Records from a data collection
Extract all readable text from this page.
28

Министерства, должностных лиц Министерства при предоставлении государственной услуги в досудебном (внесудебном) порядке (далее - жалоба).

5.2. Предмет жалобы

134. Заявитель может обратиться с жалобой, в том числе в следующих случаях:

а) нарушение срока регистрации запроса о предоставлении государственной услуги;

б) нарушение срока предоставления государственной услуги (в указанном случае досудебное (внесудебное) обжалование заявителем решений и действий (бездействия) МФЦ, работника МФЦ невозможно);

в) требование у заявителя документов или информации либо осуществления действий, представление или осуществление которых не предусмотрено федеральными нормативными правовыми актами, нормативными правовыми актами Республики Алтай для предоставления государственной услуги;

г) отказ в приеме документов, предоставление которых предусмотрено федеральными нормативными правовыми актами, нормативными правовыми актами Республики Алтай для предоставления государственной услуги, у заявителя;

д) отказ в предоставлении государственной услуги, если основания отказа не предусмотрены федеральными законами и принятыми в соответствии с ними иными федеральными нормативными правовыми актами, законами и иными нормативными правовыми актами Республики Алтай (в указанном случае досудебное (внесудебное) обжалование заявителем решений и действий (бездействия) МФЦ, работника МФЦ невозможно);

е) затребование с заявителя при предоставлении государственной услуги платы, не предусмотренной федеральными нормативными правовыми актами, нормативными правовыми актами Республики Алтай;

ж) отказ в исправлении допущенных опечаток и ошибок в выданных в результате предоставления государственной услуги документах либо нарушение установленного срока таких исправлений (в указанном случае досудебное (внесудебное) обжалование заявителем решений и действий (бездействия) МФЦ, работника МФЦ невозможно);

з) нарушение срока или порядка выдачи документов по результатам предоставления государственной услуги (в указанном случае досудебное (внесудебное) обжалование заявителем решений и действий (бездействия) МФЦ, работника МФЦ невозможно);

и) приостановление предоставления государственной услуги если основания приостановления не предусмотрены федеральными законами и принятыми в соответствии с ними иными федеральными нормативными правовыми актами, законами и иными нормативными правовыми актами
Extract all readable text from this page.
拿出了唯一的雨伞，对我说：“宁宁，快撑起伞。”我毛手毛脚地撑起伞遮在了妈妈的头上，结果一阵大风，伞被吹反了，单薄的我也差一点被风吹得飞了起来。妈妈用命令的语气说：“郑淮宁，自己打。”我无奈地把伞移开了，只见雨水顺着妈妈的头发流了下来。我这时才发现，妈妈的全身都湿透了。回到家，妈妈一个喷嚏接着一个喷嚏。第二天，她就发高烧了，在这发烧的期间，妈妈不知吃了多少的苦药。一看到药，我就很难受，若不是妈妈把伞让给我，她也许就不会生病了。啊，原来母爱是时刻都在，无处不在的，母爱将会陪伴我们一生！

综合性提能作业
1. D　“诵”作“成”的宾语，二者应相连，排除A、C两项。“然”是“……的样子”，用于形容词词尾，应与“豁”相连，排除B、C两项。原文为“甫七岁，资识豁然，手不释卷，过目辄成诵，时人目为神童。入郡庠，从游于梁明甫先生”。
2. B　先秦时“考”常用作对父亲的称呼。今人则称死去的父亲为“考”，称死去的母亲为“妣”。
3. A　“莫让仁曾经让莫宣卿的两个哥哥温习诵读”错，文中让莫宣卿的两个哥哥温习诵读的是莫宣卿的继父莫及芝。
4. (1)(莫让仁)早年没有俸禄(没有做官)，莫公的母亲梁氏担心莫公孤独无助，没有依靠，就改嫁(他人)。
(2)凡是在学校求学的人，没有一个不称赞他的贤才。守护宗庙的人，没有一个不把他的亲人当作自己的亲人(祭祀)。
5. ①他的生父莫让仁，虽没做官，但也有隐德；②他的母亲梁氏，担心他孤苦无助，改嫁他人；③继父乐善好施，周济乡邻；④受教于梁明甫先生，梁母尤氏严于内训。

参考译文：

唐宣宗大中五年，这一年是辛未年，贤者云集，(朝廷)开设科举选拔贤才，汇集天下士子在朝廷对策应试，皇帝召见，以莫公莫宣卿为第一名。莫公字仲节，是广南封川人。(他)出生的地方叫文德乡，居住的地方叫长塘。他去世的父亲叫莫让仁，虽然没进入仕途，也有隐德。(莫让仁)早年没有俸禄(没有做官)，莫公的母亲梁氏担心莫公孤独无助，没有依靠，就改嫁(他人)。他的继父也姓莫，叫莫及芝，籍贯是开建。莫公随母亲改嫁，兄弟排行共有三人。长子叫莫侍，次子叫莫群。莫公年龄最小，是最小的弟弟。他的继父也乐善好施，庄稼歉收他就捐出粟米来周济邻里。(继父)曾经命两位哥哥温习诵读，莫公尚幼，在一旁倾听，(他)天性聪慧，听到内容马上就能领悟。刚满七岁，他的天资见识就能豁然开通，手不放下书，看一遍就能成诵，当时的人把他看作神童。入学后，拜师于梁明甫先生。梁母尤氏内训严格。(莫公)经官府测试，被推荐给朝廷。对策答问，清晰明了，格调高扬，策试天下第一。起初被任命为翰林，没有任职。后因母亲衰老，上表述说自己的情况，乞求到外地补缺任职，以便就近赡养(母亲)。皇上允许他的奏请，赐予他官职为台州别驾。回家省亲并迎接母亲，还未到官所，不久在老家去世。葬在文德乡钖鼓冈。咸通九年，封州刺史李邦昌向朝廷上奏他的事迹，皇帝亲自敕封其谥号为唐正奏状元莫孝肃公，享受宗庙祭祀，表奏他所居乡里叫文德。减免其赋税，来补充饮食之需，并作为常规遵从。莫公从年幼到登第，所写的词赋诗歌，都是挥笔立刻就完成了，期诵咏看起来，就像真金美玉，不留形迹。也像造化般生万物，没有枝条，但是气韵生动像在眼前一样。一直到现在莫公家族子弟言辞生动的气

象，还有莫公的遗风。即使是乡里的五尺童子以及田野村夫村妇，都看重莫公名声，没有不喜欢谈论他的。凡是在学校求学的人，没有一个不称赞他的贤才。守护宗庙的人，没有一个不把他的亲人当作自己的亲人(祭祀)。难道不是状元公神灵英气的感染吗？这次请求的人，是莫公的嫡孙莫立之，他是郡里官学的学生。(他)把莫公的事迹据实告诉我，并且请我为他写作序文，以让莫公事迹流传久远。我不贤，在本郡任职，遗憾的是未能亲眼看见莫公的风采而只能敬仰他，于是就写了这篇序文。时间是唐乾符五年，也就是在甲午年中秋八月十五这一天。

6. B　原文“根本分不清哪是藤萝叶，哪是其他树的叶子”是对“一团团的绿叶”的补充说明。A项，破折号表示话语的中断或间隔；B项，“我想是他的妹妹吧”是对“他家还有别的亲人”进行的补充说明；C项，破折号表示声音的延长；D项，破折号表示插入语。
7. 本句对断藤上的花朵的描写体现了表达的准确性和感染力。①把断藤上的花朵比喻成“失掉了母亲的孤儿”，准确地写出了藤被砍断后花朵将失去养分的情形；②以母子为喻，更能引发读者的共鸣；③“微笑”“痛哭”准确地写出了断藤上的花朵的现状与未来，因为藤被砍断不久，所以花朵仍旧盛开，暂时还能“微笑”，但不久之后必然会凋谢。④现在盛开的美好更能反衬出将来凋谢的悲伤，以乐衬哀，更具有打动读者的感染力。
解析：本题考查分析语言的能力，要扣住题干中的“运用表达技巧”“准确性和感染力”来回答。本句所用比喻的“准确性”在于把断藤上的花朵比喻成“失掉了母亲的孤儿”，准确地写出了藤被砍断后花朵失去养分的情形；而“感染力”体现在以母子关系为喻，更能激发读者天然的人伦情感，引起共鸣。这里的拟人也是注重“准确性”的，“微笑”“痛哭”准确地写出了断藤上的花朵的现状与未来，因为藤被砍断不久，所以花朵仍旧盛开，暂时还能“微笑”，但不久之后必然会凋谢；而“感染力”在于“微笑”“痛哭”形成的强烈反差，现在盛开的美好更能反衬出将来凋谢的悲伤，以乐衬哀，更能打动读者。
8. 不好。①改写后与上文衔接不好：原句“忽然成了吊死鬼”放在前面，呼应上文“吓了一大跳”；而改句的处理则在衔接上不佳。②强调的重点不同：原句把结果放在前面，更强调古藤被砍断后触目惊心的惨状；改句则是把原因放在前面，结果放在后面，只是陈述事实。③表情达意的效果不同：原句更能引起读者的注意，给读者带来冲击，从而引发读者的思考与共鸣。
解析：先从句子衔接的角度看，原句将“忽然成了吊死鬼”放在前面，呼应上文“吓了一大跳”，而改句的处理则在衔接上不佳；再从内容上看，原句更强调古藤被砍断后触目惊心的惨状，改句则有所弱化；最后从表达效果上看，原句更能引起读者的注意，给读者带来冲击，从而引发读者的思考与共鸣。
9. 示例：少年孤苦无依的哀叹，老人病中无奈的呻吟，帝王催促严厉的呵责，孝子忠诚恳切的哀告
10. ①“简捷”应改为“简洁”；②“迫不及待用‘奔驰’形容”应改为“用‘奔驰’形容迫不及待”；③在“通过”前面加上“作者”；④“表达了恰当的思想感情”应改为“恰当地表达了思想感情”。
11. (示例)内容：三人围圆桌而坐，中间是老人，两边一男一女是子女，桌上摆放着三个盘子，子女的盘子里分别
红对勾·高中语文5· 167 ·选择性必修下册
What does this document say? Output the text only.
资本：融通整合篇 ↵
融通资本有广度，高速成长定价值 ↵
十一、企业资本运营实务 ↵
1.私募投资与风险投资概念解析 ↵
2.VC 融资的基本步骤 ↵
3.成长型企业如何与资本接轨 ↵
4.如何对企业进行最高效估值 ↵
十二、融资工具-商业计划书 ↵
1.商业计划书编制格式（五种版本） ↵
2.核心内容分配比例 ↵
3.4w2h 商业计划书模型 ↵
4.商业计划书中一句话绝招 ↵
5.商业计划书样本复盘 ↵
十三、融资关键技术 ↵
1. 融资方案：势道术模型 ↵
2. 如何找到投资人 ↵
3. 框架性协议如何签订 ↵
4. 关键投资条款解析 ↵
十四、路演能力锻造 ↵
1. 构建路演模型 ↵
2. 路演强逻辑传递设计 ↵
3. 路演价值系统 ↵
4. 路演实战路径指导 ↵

Task instructions => Extract every line of the records above that contains the word "放在前面".

Exercise output =>
8. 不好。①改写后与上文衔接不好：原句“忽然成了吊死鬼”放在前面，呼应上文“吓了一大跳”；而改句的处理则在衔接上不佳。②强调的重点不同：原句把结果放在前面，更强调古藤被砍断后触目惊心的惨状；改句则是把原因放在前面，结果放在后面，只是陈述事实。③表情达意的效果不同：原句更能引起读者的注意，给读者带来冲击，从而引发读者的思考与共鸣。
解析：先从句子衔接的角度看，原句将“忽然成了吊死鬼”放在前面，呼应上文“吓了一大跳”，而改句的处理则在衔接上不佳；再从内容上看，原句更强调古藤被砍断后触目惊心的惨状，改句则有所弱化；最后从表达效果上看，原句更能引起读者的注意，给读者带来冲击，从而引发读者的思考与共鸣。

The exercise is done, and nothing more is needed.